**Given exercise:** Report the number of lines that hold the string "cold". Leave out any other text.

Part of a data file
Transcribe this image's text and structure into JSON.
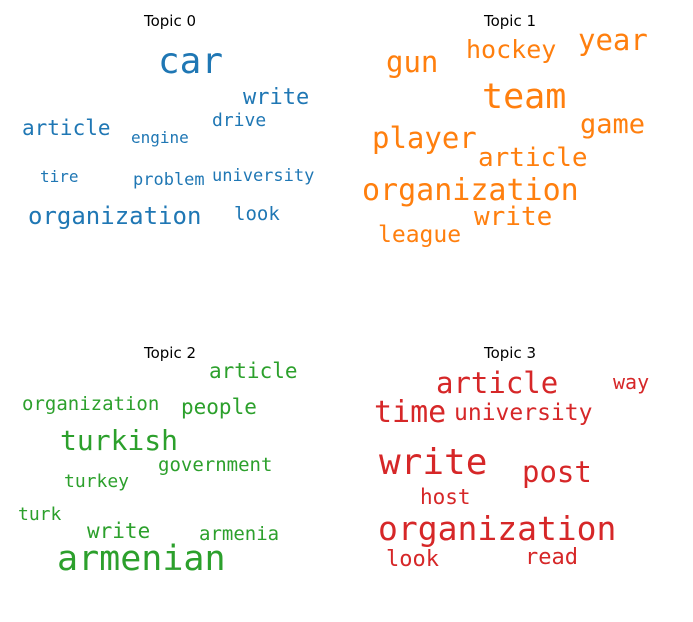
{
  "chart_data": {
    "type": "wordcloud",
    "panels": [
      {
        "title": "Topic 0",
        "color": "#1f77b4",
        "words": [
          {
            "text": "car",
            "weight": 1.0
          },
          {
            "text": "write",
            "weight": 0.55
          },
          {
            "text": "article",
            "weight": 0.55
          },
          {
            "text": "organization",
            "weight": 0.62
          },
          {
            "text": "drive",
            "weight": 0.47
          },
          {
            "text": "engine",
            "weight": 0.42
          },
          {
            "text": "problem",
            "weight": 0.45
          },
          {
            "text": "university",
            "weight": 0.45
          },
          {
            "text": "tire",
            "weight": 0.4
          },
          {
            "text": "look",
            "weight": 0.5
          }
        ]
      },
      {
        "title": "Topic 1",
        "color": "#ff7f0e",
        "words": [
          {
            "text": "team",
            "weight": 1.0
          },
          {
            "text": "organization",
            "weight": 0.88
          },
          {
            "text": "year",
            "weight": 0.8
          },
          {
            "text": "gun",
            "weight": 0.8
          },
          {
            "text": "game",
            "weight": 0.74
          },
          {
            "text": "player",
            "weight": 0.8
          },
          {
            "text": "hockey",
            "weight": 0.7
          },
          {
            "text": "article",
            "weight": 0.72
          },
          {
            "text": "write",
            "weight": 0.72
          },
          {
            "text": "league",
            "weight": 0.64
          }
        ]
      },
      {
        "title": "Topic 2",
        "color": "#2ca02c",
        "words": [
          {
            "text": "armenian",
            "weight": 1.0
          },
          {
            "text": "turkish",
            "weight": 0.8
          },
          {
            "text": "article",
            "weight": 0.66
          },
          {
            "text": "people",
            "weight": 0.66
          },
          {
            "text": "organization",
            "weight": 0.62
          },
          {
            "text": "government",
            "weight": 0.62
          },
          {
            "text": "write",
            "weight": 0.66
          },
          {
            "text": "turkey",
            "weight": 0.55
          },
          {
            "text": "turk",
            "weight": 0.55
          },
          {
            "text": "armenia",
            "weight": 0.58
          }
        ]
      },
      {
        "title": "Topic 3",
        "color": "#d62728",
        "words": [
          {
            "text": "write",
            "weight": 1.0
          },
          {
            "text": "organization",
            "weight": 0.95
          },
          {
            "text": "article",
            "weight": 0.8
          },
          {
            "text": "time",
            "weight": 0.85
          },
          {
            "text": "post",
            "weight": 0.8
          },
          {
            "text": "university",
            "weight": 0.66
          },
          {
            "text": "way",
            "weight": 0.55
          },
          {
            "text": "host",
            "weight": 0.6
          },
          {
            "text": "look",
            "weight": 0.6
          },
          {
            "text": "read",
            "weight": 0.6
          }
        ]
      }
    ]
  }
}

...

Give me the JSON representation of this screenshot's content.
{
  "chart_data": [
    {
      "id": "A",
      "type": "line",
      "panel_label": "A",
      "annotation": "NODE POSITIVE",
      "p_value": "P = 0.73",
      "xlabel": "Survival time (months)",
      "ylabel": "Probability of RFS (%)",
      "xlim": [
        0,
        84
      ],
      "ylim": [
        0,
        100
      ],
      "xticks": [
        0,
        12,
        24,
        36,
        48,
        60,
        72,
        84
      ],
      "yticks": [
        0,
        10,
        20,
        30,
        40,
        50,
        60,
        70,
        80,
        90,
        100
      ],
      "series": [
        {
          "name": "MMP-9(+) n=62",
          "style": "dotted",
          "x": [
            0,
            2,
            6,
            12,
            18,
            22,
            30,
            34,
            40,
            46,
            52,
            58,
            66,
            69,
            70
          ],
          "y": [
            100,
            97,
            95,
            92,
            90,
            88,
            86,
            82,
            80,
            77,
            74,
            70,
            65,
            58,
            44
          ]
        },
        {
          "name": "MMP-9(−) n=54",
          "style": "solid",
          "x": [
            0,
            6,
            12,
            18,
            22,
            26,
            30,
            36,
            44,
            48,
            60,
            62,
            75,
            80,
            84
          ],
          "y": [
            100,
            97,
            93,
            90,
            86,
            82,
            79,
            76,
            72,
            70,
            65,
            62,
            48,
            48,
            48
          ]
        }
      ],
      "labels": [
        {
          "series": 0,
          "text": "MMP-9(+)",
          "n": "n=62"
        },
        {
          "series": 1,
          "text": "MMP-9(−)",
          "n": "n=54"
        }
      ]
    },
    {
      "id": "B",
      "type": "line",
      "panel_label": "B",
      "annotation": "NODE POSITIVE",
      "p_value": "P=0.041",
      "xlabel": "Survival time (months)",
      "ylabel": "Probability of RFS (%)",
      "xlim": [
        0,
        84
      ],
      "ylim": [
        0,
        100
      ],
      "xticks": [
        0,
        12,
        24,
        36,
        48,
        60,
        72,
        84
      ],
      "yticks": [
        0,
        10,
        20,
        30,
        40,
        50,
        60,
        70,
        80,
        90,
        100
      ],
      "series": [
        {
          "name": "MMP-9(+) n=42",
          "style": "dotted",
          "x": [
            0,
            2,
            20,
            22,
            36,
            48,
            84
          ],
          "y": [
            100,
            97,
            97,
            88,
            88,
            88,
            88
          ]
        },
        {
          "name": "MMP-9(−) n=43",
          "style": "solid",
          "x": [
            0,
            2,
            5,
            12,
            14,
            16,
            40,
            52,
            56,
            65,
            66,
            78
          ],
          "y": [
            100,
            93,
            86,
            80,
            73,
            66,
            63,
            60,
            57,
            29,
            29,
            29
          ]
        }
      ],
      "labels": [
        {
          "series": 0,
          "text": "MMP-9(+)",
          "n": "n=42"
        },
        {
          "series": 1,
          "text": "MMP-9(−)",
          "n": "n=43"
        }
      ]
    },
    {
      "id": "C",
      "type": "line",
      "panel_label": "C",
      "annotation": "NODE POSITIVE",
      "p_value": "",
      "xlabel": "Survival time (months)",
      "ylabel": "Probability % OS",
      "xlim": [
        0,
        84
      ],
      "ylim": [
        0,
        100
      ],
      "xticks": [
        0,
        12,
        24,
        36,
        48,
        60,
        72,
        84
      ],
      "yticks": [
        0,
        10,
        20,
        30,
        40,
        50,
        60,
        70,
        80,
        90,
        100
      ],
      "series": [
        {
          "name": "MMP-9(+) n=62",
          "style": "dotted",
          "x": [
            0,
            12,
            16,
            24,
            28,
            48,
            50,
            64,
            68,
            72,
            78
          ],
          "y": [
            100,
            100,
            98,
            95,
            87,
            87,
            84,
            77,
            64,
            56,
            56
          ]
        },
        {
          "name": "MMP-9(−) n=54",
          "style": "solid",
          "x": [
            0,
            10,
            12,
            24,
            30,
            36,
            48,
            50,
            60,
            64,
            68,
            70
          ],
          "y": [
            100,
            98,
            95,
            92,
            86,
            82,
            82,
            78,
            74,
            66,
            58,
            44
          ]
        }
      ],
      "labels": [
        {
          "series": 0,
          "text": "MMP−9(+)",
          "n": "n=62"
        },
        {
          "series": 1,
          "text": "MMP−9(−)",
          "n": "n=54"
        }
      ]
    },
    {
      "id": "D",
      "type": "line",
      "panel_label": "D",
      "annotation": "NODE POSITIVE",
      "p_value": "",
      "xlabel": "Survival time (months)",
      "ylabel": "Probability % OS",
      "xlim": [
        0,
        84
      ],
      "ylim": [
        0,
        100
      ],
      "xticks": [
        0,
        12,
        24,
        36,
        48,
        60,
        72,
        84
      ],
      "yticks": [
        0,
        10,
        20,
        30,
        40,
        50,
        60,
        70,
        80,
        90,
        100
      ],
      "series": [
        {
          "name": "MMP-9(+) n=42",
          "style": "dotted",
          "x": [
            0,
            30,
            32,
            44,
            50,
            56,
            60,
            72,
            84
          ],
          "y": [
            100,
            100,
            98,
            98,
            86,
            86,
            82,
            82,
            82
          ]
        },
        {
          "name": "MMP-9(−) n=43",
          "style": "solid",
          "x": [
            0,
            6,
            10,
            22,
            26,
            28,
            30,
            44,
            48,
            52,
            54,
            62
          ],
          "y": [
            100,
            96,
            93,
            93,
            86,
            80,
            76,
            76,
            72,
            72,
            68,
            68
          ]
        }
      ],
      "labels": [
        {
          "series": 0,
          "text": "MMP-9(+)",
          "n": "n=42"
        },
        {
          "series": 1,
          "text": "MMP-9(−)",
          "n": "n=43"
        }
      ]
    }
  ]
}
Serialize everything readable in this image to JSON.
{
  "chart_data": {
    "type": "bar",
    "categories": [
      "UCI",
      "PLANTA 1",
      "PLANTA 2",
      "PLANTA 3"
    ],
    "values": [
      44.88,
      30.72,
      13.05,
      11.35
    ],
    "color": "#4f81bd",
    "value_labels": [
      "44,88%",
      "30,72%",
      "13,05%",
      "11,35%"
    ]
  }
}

* * *

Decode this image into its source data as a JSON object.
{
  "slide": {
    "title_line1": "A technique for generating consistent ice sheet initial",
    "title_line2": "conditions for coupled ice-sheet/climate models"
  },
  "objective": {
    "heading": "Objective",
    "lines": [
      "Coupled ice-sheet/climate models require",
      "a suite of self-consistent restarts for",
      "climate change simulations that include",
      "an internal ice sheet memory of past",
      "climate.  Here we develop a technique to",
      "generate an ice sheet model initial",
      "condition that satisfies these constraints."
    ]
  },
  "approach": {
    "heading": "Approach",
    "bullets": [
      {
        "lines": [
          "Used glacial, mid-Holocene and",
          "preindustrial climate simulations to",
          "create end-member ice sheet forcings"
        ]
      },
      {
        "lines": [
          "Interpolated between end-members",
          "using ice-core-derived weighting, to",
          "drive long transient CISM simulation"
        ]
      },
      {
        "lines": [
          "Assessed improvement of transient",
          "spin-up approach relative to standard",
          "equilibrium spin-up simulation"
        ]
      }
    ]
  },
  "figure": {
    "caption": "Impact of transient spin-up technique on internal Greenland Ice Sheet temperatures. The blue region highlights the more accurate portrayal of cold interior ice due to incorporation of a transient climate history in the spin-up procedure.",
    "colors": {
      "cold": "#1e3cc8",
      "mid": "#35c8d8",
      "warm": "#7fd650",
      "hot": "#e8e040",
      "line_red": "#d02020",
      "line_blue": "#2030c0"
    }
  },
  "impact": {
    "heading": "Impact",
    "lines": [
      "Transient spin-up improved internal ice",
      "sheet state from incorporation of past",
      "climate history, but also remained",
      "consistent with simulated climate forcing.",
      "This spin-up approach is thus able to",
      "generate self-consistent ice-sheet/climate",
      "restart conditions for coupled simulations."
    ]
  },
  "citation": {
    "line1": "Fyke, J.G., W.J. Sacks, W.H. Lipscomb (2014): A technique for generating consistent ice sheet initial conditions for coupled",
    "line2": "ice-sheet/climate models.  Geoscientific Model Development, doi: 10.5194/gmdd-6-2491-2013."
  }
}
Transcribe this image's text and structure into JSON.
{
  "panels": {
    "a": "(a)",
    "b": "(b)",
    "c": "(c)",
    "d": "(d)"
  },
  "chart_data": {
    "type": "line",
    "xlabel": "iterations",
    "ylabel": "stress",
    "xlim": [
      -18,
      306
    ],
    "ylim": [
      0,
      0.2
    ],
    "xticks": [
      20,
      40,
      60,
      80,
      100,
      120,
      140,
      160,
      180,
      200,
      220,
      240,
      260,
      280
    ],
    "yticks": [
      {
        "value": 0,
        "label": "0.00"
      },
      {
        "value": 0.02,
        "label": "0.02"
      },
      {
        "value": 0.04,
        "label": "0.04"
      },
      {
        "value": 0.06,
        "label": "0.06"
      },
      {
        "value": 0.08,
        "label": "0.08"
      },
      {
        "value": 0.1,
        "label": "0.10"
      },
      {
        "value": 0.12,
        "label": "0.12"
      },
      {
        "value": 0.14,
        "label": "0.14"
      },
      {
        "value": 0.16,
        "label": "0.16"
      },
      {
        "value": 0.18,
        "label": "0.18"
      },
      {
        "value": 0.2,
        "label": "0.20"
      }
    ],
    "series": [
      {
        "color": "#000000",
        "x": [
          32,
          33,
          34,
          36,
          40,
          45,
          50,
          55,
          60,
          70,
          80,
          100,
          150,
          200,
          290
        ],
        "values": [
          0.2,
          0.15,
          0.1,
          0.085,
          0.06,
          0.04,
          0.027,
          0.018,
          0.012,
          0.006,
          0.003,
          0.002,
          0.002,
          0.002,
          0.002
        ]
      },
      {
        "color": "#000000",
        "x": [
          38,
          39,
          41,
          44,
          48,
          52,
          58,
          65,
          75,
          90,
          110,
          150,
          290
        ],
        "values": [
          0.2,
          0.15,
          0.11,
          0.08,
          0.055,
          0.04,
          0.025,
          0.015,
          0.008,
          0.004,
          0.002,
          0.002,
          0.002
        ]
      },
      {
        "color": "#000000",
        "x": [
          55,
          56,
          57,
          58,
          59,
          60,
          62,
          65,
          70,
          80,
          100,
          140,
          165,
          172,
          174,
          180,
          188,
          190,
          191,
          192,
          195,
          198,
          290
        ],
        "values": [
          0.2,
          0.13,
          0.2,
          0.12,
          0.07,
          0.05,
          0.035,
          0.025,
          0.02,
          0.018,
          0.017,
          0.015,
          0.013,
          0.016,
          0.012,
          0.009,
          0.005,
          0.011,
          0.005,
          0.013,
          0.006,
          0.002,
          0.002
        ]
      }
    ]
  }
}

**Output of the exercise:** 2